[BEGIN Entries shown]
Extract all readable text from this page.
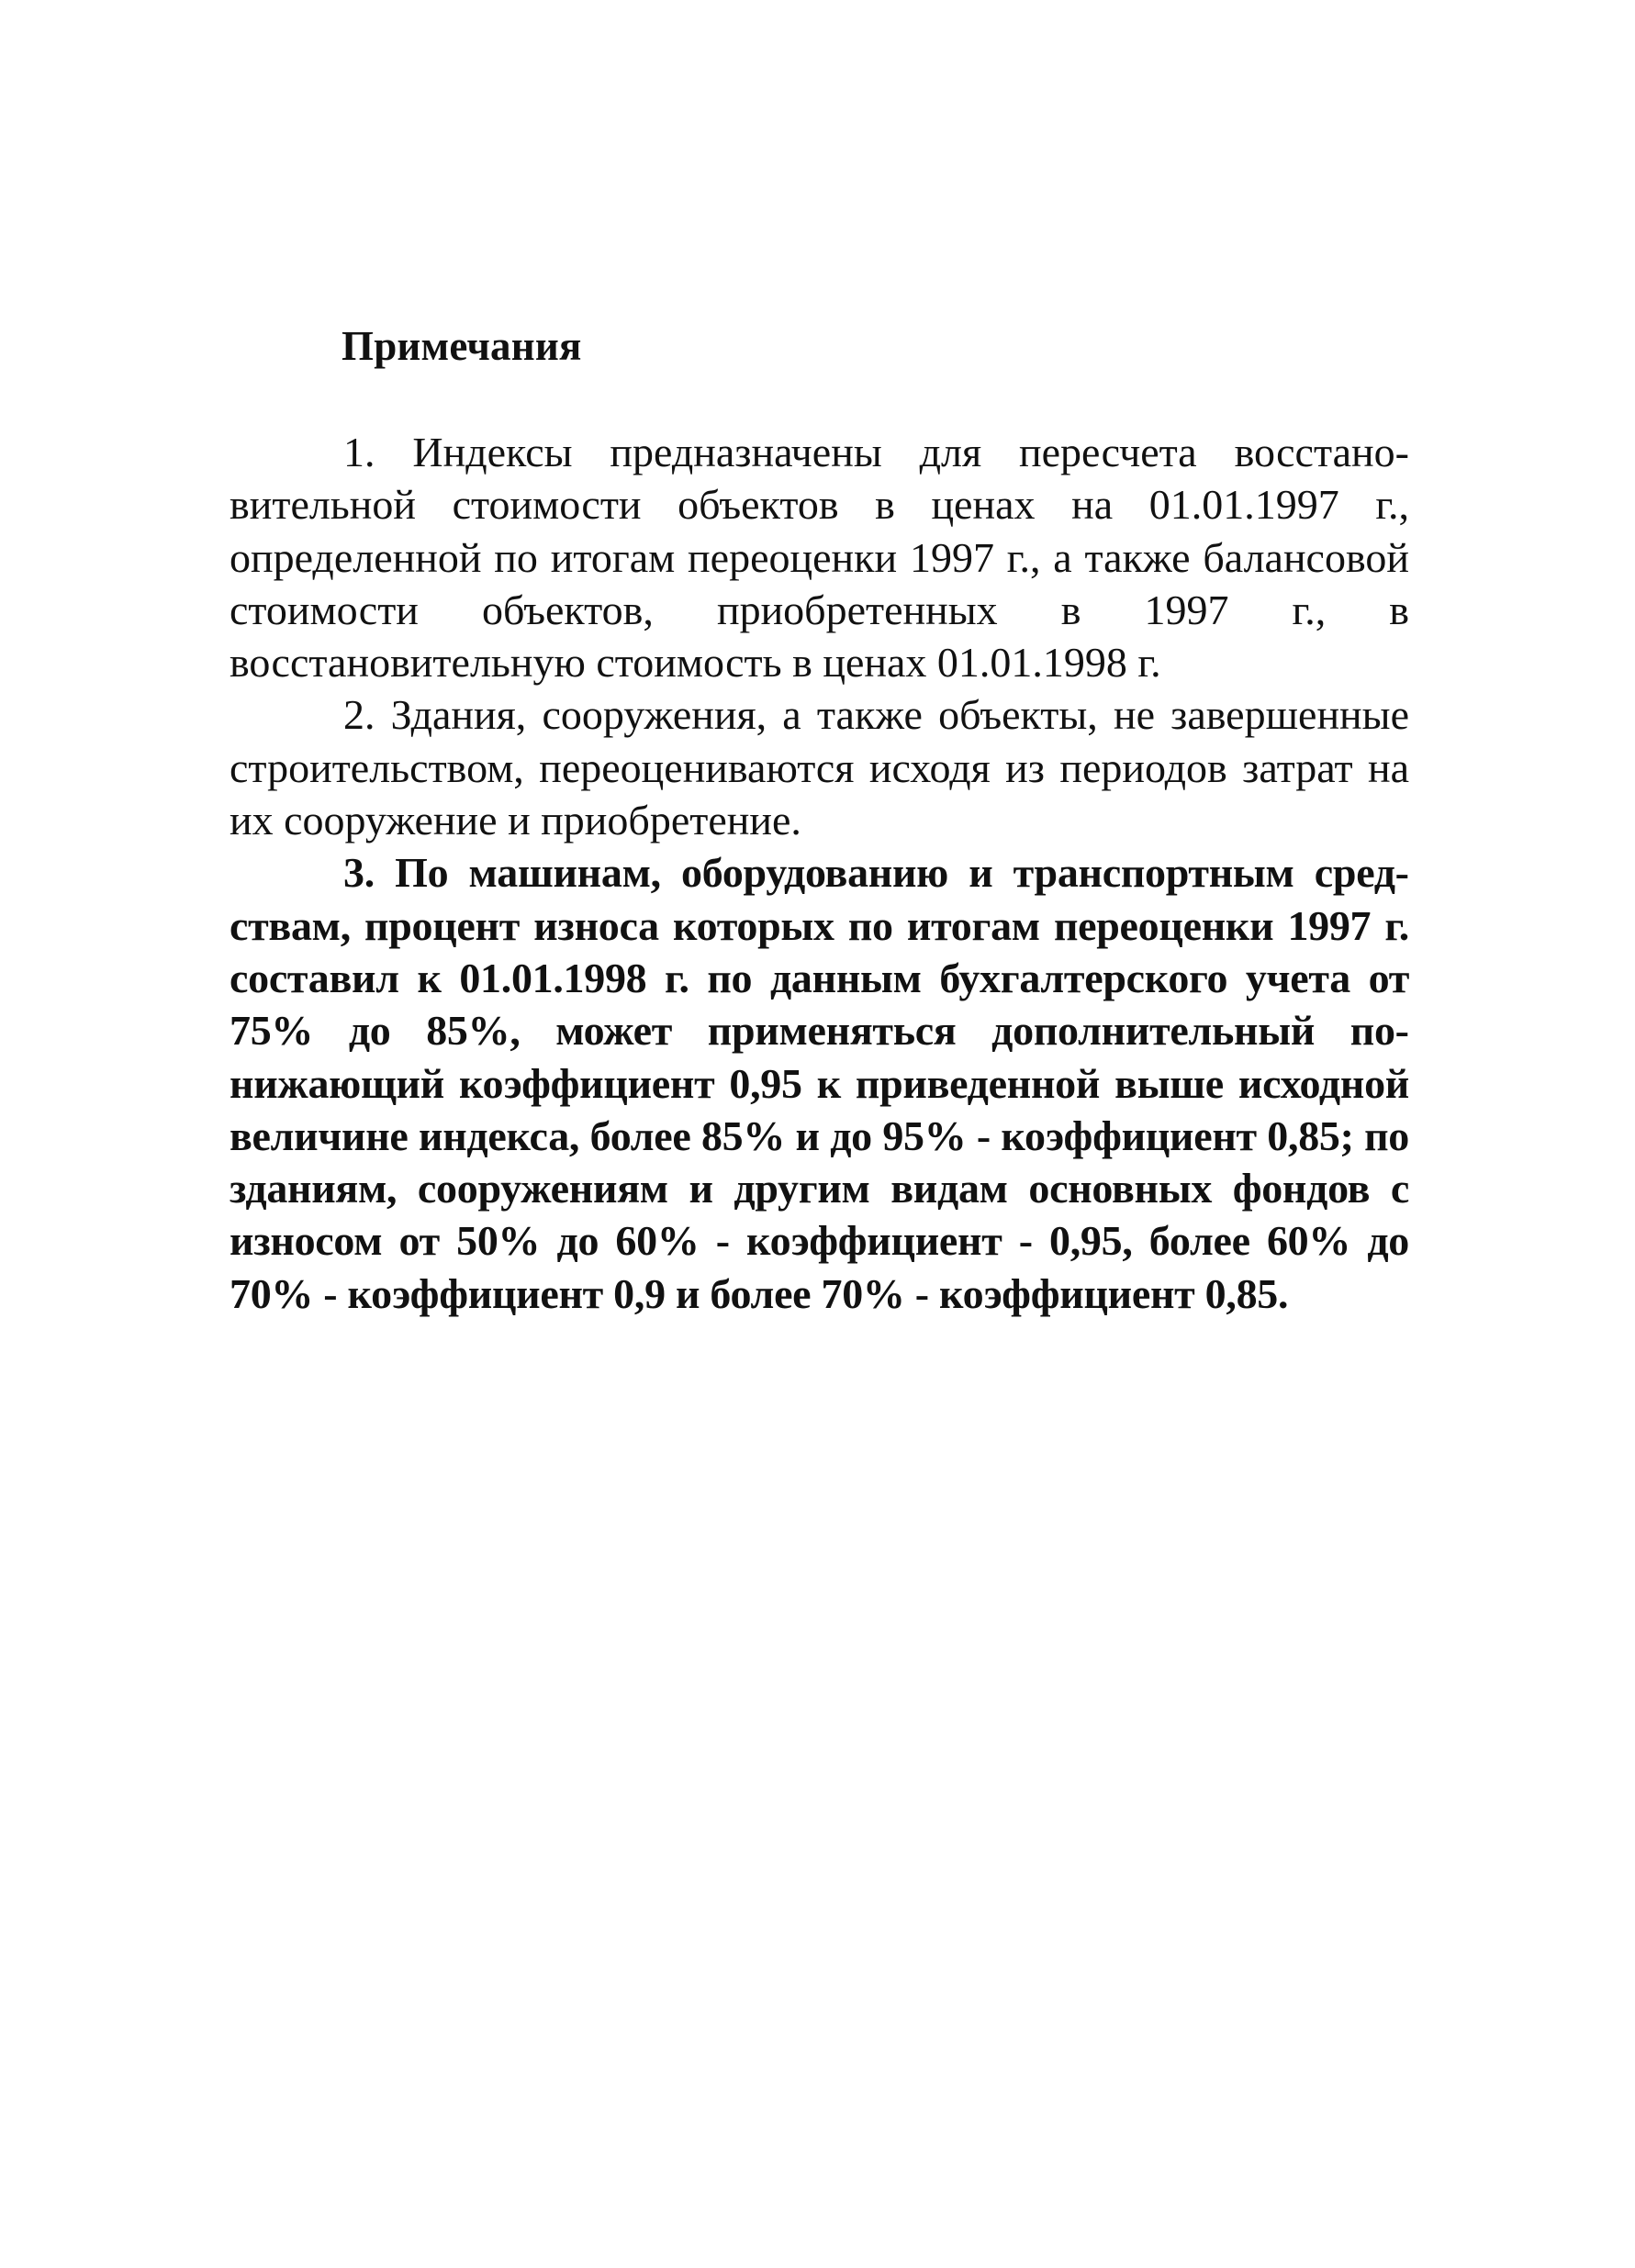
Примечания

1. Индексы предназначены для пересчета восстановительной стоимости объектов в ценах на 01.01.1997 г., определенной по итогам переоценки 1997 г., а также балансовой стоимости объектов, приобретенных в 1997 г., в восстановительную стоимость в ценах 01.01.1998 г.

2. Здания, сооружения, а также объекты, не завершенные строительством, переоцениваются исходя из периодов затрат на их сооружение и приобретение.

3. По машинам, оборудованию и транспортным средствам, процент износа которых по итогам переоценки 1997 г. составил к 01.01.1998 г. по данным бухгалтерского учета от 75% до 85%, может применяться дополнительный понижающий коэффициент 0,95 к приведенной выше исходной величине индекса, более 85% и до 95% - коэффициент 0,85; по зданиям, сооружениям и другим видам основных фондов с износом от 50% до 60% - коэффициент - 0,95, более 60% до 70% - коэффициент 0,9 и более 70% - коэффициент 0,85.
[END Entries shown]
**What is being asked**
Reproduce the entries above word for word. Pictures stay out.

**Answer to the exercise**
Extract all readable text from this page.
Примечания

1. Индексы предназначены для пересчета восстановительной стоимости объектов в ценах на 01.01.1997 г., определенной по итогам переоценки 1997 г., а также балансовой стоимости объектов, приобретенных в 1997 г., в восстановительную стоимость в ценах 01.01.1998 г.

2. Здания, сооружения, а также объекты, не завершенные строительством, переоцениваются исходя из периодов затрат на их сооружение и приобретение.

3. По машинам, оборудованию и транспортным средствам, процент износа которых по итогам переоценки 1997 г. составил к 01.01.1998 г. по данным бухгалтерского учета от 75% до 85%, может применяться дополнительный понижающий коэффициент 0,95 к приведенной выше исходной величине индекса, более 85% и до 95% - коэффициент 0,85; по зданиям, сооружениям и другим видам основных фондов с износом от 50% до 60% - коэффициент - 0,95, более 60% до 70% - коэффициент 0,9 и более 70% - коэффициент 0,85.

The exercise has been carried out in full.